WORK REQUIRED
All records must be quoted exactly. Omit the pictures.

LISTED RECORDS
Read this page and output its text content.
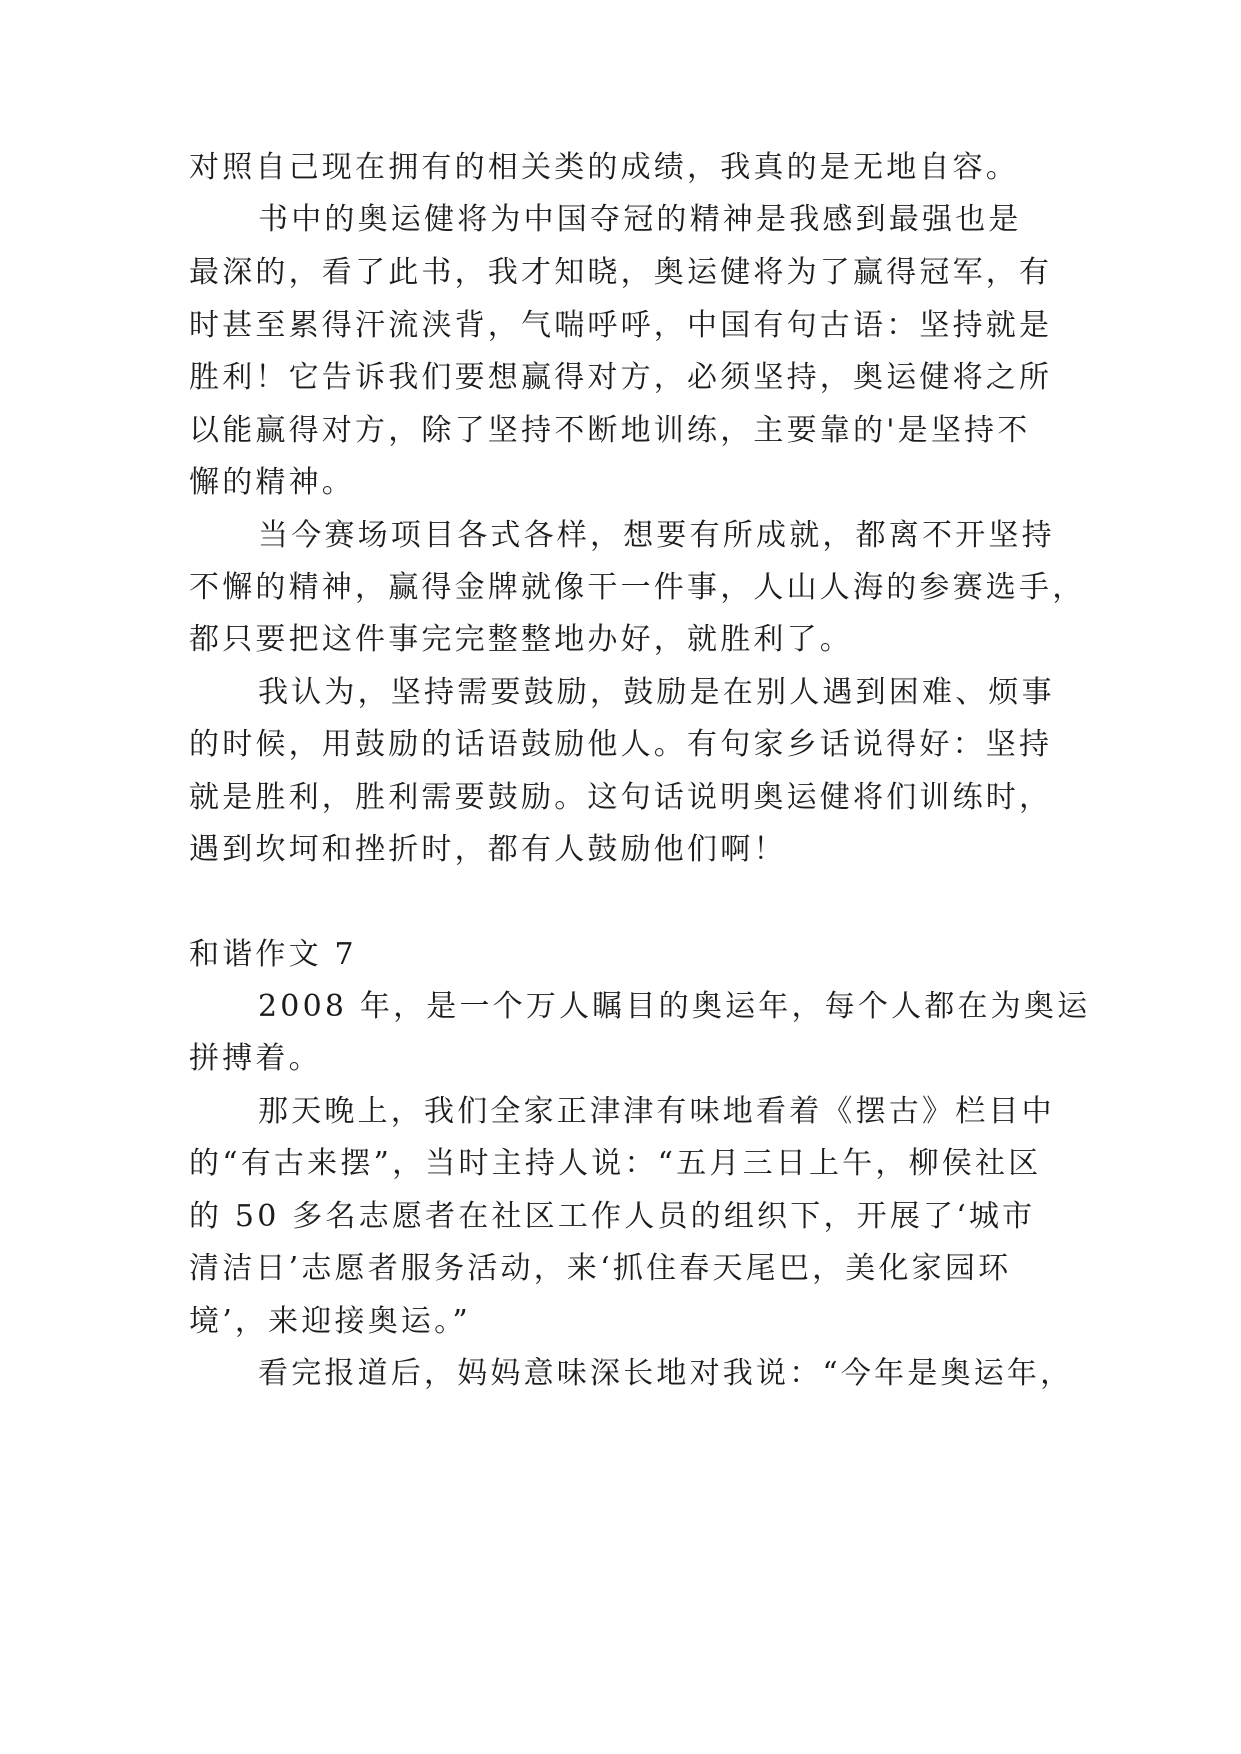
对照自己现在拥有的相关类的成绩，我真的是无地自容。
书中的奥运健将为中国夺冠的精神是我感到最强也是
最深的，看了此书，我才知晓，奥运健将为了赢得冠军，有
时甚至累得汗流浃背，气喘呼呼，中国有句古语：坚持就是
胜利！它告诉我们要想赢得对方，必须坚持，奥运健将之所
以能赢得对方，除了坚持不断地训练，主要靠的'是坚持不
懈的精神。
当今赛场项目各式各样，想要有所成就，都离不开坚持
不懈的精神，赢得金牌就像干一件事，人山人海的参赛选手，
都只要把这件事完完整整地办好，就胜利了。
我认为，坚持需要鼓励，鼓励是在别人遇到困难、烦事
的时候，用鼓励的话语鼓励他人。有句家乡话说得好：坚持
就是胜利，胜利需要鼓励。这句话说明奥运健将们训练时，
遇到坎坷和挫折时，都有人鼓励他们啊！
和谐作文 7
2008 年，是一个万人瞩目的奥运年，每个人都在为奥运
拼搏着。
那天晚上，我们全家正津津有味地看着《摆古》栏目中
的“有古来摆”，当时主持人说：“五月三日上午，柳侯社区
的 50 多名志愿者在社区工作人员的组织下，开展了‘城市
清洁日’志愿者服务活动，来‘抓住春天尾巴，美化家园环
境’，来迎接奥运。”
看完报道后，妈妈意味深长地对我说：“今年是奥运年，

ANSWER BELOW
Read this page and output its text content.
对照自己现在拥有的相关类的成绩，我真的是无地自容。
书中的奥运健将为中国夺冠的精神是我感到最强也是
最深的，看了此书，我才知晓，奥运健将为了赢得冠军，有
时甚至累得汗流浃背，气喘呼呼，中国有句古语：坚持就是
胜利！它告诉我们要想赢得对方，必须坚持，奥运健将之所
以能赢得对方，除了坚持不断地训练，主要靠的'是坚持不
懈的精神。
当今赛场项目各式各样，想要有所成就，都离不开坚持
不懈的精神，赢得金牌就像干一件事，人山人海的参赛选手，
都只要把这件事完完整整地办好，就胜利了。
我认为，坚持需要鼓励，鼓励是在别人遇到困难、烦事
的时候，用鼓励的话语鼓励他人。有句家乡话说得好：坚持
就是胜利，胜利需要鼓励。这句话说明奥运健将们训练时，
遇到坎坷和挫折时，都有人鼓励他们啊！
和谐作文 7
2008 年，是一个万人瞩目的奥运年，每个人都在为奥运
拼搏着。
那天晚上，我们全家正津津有味地看着《摆古》栏目中
的“有古来摆”，当时主持人说：“五月三日上午，柳侯社区
的 50 多名志愿者在社区工作人员的组织下，开展了‘城市
清洁日’志愿者服务活动，来‘抓住春天尾巴，美化家园环
境’，来迎接奥运。”
看完报道后，妈妈意味深长地对我说：“今年是奥运年，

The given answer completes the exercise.